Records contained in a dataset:
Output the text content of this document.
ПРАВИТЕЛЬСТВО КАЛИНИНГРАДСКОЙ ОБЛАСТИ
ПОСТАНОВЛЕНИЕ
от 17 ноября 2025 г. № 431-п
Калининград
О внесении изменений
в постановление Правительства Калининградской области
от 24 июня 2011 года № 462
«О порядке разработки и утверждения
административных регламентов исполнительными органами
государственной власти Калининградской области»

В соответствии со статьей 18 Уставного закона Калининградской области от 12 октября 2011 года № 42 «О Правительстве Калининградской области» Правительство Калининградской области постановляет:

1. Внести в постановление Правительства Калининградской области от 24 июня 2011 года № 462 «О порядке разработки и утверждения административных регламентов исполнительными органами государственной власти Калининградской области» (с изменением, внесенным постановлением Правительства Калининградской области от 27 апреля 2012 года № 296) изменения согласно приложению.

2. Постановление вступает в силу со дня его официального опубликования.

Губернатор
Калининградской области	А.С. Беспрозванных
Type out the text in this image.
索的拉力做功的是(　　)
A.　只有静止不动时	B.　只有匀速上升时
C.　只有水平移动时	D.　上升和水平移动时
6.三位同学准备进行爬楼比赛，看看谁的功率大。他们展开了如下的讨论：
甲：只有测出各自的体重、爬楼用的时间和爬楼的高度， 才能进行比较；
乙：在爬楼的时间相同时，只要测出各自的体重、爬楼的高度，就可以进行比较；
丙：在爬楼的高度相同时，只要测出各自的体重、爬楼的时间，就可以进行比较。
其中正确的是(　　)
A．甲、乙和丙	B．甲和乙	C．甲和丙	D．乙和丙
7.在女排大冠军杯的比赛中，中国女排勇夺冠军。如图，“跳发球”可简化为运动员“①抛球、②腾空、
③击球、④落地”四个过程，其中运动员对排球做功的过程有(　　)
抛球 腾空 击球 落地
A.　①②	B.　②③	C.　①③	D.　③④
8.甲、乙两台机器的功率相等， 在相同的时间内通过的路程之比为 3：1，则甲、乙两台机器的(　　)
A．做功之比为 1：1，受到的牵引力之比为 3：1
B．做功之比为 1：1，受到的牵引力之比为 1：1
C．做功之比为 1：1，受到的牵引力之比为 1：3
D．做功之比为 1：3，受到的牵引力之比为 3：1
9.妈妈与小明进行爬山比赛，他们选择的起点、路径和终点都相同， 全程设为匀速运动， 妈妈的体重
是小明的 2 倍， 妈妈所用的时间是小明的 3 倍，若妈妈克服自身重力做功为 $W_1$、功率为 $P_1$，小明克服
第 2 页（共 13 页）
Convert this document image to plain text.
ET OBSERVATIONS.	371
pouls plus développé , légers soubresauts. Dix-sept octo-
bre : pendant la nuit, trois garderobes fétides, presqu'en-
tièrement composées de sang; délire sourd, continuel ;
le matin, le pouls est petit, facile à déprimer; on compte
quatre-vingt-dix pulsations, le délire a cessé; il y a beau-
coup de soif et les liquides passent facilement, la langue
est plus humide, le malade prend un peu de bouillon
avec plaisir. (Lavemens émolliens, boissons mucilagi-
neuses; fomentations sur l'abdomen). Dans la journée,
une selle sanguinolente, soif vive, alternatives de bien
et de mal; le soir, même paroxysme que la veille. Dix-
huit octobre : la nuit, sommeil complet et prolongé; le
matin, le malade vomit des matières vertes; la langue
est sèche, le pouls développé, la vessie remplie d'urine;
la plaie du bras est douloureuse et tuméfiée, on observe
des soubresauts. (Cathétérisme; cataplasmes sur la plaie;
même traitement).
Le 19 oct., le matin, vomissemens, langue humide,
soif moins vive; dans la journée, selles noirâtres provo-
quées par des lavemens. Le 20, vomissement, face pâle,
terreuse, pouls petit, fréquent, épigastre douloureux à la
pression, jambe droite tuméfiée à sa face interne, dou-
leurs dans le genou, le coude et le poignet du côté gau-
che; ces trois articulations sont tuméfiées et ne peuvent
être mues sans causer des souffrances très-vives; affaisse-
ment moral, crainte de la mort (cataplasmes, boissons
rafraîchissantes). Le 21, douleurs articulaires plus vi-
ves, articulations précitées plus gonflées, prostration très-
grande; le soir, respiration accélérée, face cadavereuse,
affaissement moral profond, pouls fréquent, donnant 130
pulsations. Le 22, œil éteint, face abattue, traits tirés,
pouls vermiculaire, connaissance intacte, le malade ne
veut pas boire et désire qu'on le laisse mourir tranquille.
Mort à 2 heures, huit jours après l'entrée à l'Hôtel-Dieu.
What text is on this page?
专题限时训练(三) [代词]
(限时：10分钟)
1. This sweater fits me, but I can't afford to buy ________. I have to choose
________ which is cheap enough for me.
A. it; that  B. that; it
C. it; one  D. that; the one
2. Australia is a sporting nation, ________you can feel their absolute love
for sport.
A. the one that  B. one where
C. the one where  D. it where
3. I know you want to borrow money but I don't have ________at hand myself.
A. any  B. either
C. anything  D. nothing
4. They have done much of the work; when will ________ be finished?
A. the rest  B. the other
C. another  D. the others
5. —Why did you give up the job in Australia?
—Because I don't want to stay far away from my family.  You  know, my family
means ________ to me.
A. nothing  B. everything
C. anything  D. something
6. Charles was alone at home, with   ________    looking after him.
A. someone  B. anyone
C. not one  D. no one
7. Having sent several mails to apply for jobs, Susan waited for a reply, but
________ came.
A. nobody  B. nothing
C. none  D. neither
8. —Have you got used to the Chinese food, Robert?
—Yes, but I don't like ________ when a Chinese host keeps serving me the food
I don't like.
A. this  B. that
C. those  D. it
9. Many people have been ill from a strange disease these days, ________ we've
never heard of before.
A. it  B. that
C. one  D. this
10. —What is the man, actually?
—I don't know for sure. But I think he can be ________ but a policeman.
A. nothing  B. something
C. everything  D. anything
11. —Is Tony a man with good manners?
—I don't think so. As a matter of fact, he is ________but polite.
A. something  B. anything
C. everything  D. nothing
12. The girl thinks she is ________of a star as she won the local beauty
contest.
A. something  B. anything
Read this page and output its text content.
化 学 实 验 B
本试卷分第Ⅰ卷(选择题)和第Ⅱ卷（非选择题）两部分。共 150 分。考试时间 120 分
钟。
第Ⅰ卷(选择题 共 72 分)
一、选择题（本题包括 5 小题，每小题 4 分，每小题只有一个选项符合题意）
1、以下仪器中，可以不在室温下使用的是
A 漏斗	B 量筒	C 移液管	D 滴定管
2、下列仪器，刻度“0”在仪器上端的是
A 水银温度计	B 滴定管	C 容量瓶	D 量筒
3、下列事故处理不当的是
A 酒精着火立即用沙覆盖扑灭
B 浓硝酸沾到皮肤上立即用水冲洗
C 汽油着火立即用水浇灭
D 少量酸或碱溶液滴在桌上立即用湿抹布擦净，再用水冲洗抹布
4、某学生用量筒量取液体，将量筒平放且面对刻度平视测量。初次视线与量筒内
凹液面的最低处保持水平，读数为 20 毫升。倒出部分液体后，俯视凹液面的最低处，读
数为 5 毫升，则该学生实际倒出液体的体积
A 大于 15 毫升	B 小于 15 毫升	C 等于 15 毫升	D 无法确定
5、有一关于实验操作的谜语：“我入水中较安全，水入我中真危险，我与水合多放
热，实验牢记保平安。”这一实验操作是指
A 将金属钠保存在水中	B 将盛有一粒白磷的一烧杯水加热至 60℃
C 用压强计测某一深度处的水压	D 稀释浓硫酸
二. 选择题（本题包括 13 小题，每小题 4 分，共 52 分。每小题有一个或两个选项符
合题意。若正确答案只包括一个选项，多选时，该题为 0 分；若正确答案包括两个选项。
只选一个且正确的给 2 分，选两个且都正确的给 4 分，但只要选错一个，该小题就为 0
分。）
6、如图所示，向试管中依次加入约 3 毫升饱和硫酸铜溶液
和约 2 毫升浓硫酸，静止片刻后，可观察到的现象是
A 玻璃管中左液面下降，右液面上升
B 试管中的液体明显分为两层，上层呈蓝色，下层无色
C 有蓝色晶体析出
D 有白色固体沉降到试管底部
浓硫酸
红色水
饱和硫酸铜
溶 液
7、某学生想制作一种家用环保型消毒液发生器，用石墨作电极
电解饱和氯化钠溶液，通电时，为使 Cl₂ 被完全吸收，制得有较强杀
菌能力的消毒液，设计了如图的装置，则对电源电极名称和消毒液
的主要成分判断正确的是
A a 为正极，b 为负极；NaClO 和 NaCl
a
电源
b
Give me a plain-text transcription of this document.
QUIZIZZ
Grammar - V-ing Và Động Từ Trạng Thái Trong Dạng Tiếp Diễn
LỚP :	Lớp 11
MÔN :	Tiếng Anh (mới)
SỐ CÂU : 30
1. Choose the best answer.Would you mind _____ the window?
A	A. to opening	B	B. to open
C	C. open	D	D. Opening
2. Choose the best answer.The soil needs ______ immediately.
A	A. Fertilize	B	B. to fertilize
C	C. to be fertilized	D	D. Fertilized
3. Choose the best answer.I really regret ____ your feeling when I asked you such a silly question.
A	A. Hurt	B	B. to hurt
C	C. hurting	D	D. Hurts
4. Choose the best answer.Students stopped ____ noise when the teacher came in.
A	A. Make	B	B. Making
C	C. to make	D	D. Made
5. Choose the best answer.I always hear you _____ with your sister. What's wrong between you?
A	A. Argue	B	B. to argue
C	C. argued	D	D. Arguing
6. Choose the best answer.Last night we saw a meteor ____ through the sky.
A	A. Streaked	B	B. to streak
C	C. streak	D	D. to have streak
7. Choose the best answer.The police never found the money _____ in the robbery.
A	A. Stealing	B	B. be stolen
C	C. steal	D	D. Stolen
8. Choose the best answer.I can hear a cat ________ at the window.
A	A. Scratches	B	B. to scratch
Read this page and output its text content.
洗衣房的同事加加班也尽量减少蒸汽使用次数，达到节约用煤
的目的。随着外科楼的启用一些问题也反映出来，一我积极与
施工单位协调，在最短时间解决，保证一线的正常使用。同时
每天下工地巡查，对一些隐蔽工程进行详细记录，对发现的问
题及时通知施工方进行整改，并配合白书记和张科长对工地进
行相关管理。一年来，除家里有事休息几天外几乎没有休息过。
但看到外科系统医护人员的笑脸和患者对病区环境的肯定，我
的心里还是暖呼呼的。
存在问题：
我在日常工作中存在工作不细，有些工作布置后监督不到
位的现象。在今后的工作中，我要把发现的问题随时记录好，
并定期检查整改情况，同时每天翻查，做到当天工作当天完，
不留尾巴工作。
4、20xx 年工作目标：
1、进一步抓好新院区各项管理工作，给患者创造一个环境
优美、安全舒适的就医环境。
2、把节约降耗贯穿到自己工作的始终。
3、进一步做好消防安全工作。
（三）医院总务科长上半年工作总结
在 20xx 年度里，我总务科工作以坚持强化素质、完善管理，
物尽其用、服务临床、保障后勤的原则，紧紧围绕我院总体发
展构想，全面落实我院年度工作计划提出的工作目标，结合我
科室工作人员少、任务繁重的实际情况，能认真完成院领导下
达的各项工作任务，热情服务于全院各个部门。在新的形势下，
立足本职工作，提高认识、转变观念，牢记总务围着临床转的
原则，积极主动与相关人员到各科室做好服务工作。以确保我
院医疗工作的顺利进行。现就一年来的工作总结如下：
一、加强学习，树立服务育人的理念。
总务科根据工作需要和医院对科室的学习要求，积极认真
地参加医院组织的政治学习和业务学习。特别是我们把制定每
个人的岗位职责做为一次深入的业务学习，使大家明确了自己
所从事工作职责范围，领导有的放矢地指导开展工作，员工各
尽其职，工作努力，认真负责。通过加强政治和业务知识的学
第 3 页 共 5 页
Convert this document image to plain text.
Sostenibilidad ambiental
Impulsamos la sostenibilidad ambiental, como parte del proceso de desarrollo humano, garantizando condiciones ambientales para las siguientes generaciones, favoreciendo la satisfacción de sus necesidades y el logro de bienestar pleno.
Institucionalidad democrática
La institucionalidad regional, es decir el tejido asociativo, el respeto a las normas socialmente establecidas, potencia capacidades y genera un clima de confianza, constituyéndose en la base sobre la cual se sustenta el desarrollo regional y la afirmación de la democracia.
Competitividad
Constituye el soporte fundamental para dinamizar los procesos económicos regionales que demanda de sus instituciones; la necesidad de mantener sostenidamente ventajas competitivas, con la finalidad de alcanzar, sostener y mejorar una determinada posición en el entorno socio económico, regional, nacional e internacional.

- _Aim of the task_
Which lines hold the string "food"? Copy all of them from the data above.

- _Correct result_
8. —Have you got used to the Chinese food, Robert?
—Yes, but I don't like ________ when a Chinese host keeps serving me the food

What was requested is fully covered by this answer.